**EXERCISE DESCRIPTION:** Exactly repeat all the records below, omitting the images they hold.

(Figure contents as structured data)
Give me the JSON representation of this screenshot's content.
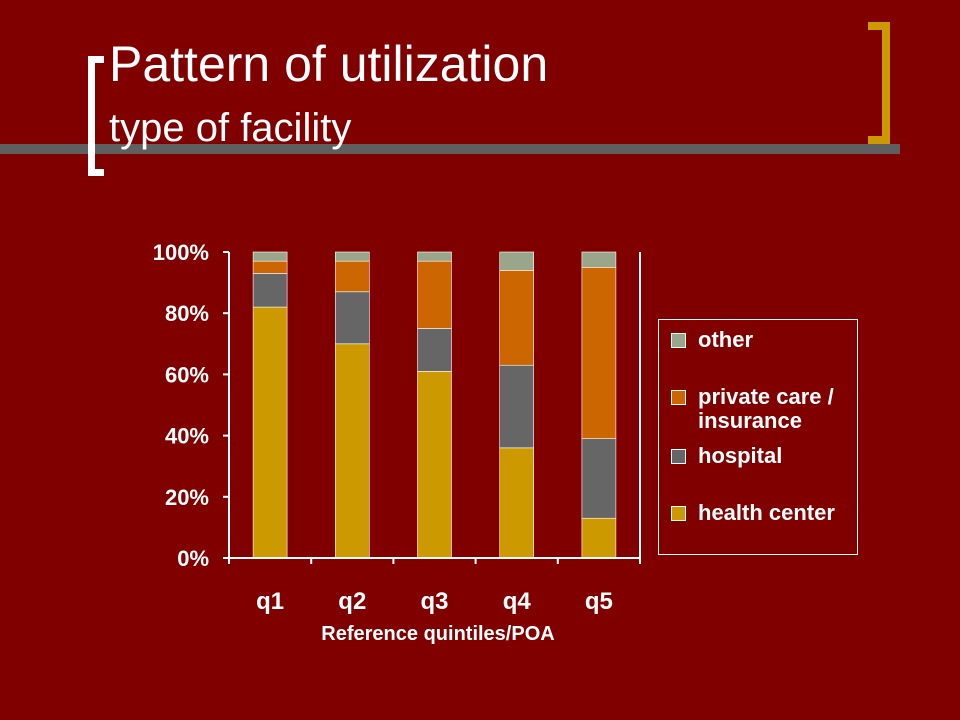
{
  "slide": {
    "title": "Pattern of utilization",
    "subtitle": "type of facility",
    "accent_color": "#cc9900",
    "background_color": "#800000"
  },
  "chart_data": {
    "type": "bar",
    "stacked": true,
    "percent": true,
    "categories": [
      "q1",
      "q2",
      "q3",
      "q4",
      "q5"
    ],
    "series": [
      {
        "name": "health center",
        "color": "#cc9900",
        "values": [
          82,
          70,
          61,
          36,
          13
        ]
      },
      {
        "name": "hospital",
        "color": "#666666",
        "values": [
          11,
          17,
          14,
          27,
          26
        ]
      },
      {
        "name": "private care / insurance",
        "color": "#cc6600",
        "values": [
          4,
          10,
          22,
          31,
          56
        ]
      },
      {
        "name": "other",
        "color": "#99a68c",
        "values": [
          3,
          3,
          3,
          6,
          5
        ]
      }
    ],
    "yticks": [
      "0%",
      "20%",
      "40%",
      "60%",
      "80%",
      "100%"
    ],
    "ylim": [
      0,
      100
    ],
    "xlabel": "Reference quintiles/POA",
    "ylabel": "",
    "legend": {
      "position": "right",
      "order": [
        "other",
        "private care / insurance",
        "hospital",
        "health center"
      ]
    },
    "grid": false
  }
}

**THE SOLUTION:**
Give me the JSON representation of this screenshot's content.
{
  "slide": {
    "title": "Pattern of utilization",
    "subtitle": "type of facility",
    "accent_color": "#cc9900",
    "background_color": "#800000"
  },
  "chart_data": {
    "type": "bar",
    "stacked": true,
    "percent": true,
    "categories": [
      "q1",
      "q2",
      "q3",
      "q4",
      "q5"
    ],
    "series": [
      {
        "name": "health center",
        "color": "#cc9900",
        "values": [
          82,
          70,
          61,
          36,
          13
        ]
      },
      {
        "name": "hospital",
        "color": "#666666",
        "values": [
          11,
          17,
          14,
          27,
          26
        ]
      },
      {
        "name": "private care / insurance",
        "color": "#cc6600",
        "values": [
          4,
          10,
          22,
          31,
          56
        ]
      },
      {
        "name": "other",
        "color": "#99a68c",
        "values": [
          3,
          3,
          3,
          6,
          5
        ]
      }
    ],
    "yticks": [
      "0%",
      "20%",
      "40%",
      "60%",
      "80%",
      "100%"
    ],
    "ylim": [
      0,
      100
    ],
    "xlabel": "Reference quintiles/POA",
    "ylabel": "",
    "legend": {
      "position": "right",
      "order": [
        "other",
        "private care / insurance",
        "hospital",
        "health center"
      ]
    },
    "grid": false
  }
}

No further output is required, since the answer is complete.